_WHAT YOU NEED TO DO:_ Go through the records underneath and count the lines that include the string "همراه". Give nothing but the number.

BEGIN SUPPLIED MATERIAL

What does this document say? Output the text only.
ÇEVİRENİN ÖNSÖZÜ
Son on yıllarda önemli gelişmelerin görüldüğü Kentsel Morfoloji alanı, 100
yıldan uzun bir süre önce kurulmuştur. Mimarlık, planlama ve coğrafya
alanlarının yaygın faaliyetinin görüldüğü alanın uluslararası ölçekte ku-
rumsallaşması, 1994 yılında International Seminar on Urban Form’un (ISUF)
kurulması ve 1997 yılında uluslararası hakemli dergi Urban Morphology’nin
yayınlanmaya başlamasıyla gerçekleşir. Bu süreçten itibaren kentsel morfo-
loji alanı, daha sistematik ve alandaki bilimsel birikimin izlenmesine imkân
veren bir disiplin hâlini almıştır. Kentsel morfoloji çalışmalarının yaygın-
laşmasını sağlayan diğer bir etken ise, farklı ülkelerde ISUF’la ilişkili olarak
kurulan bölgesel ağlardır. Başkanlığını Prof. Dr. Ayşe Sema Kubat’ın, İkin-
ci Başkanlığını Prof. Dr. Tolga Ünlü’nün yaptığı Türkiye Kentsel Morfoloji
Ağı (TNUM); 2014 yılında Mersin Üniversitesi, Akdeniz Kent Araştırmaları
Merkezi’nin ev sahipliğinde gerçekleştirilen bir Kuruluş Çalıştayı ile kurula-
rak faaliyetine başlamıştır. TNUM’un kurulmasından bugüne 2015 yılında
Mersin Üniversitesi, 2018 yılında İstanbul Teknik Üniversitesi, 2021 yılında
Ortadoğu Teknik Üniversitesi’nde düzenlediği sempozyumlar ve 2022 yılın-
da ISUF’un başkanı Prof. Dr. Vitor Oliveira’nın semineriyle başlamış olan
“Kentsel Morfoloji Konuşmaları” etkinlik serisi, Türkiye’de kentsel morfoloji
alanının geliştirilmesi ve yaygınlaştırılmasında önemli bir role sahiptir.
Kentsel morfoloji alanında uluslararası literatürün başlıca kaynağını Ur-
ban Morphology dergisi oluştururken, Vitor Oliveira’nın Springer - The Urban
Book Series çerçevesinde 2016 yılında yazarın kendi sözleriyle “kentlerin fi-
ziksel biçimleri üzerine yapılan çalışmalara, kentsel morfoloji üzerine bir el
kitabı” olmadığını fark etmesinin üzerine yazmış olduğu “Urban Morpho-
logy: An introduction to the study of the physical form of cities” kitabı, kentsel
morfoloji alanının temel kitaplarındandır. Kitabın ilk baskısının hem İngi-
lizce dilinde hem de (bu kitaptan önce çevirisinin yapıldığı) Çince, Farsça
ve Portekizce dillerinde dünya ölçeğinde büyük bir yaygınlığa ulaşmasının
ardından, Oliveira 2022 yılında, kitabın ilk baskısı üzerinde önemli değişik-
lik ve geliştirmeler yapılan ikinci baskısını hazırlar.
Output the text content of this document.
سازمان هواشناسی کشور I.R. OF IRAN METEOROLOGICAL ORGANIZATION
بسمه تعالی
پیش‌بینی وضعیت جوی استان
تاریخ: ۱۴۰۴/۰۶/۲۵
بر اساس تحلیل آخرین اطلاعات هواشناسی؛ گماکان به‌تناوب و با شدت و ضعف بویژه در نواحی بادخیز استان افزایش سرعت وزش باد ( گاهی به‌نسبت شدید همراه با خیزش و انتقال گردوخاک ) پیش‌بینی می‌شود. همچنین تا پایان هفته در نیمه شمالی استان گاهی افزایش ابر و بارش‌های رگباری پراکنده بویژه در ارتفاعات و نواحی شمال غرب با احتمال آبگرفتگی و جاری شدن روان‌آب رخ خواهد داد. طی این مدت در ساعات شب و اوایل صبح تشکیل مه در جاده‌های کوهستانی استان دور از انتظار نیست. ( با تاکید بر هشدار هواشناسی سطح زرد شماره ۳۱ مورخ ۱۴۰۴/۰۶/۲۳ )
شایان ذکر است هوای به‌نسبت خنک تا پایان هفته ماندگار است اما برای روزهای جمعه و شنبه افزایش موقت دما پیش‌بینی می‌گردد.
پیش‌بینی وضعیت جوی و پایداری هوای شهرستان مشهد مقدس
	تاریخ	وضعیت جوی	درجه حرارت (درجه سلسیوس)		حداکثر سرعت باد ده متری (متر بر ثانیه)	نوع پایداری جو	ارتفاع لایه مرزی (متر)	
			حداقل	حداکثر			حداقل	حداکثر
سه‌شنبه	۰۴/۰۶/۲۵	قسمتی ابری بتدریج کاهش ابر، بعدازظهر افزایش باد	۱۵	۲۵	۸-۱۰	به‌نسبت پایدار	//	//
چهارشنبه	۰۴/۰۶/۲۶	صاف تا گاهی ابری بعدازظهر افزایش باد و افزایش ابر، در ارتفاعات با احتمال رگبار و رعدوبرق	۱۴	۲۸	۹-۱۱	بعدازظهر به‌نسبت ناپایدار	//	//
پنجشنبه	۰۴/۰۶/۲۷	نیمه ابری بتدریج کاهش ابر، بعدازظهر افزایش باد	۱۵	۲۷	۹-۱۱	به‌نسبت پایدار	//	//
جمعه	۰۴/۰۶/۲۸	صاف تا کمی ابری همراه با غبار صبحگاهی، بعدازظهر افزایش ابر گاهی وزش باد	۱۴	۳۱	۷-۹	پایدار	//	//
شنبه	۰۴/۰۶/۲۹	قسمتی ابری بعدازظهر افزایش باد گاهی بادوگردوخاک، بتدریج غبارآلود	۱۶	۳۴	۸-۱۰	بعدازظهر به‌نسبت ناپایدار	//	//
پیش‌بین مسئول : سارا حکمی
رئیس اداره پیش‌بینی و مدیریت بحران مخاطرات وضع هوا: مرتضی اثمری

END SUPPLIED MATERIAL

_RESULT OF THE TASK:_ 2